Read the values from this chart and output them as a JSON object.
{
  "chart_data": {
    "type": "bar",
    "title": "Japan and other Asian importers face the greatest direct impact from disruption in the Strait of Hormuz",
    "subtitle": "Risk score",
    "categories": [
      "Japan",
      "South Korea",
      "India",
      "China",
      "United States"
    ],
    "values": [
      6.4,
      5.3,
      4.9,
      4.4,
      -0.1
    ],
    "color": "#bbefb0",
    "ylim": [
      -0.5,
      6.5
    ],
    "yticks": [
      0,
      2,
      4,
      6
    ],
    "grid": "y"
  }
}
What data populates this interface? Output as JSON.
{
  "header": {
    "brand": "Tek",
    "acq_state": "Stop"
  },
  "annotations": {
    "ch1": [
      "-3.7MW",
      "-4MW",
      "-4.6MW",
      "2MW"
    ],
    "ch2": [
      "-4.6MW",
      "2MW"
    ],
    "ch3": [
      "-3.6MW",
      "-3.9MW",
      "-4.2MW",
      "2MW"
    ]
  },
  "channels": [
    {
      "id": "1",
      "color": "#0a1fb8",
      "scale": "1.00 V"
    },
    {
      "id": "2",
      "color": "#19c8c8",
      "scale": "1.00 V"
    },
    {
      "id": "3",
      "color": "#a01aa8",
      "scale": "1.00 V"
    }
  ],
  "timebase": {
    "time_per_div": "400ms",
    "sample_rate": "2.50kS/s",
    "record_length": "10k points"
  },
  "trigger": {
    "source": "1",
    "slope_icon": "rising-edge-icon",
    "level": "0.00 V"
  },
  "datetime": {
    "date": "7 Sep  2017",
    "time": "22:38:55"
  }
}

- - - - -

● What to work on: Repeat the preceding lines exactly, please, every one of them.

● Solution for this exercise:
Read the values from this chart and output them as a JSON object.
{
  "chart_data": {
    "type": "bar",
    "title": "Japan and other Asian importers face the greatest direct impact from disruption in the Strait of Hormuz",
    "subtitle": "Risk score",
    "categories": [
      "Japan",
      "South Korea",
      "India",
      "China",
      "United States"
    ],
    "values": [
      6.4,
      5.3,
      4.9,
      4.4,
      -0.1
    ],
    "color": "#bbefb0",
    "ylim": [
      -0.5,
      6.5
    ],
    "yticks": [
      0,
      2,
      4,
      6
    ],
    "grid": "y"
  }
}
What data populates this interface? Output as JSON.
{
  "header": {
    "brand": "Tek",
    "acq_state": "Stop"
  },
  "annotations": {
    "ch1": [
      "-3.7MW",
      "-4MW",
      "-4.6MW",
      "2MW"
    ],
    "ch2": [
      "-4.6MW",
      "2MW"
    ],
    "ch3": [
      "-3.6MW",
      "-3.9MW",
      "-4.2MW",
      "2MW"
    ]
  },
  "channels": [
    {
      "id": "1",
      "color": "#0a1fb8",
      "scale": "1.00 V"
    },
    {
      "id": "2",
      "color": "#19c8c8",
      "scale": "1.00 V"
    },
    {
      "id": "3",
      "color": "#a01aa8",
      "scale": "1.00 V"
    }
  ],
  "timebase": {
    "time_per_div": "400ms",
    "sample_rate": "2.50kS/s",
    "record_length": "10k points"
  },
  "trigger": {
    "source": "1",
    "slope_icon": "rising-edge-icon",
    "level": "0.00 V"
  },
  "datetime": {
    "date": "7 Sep  2017",
    "time": "22:38:55"
  }
}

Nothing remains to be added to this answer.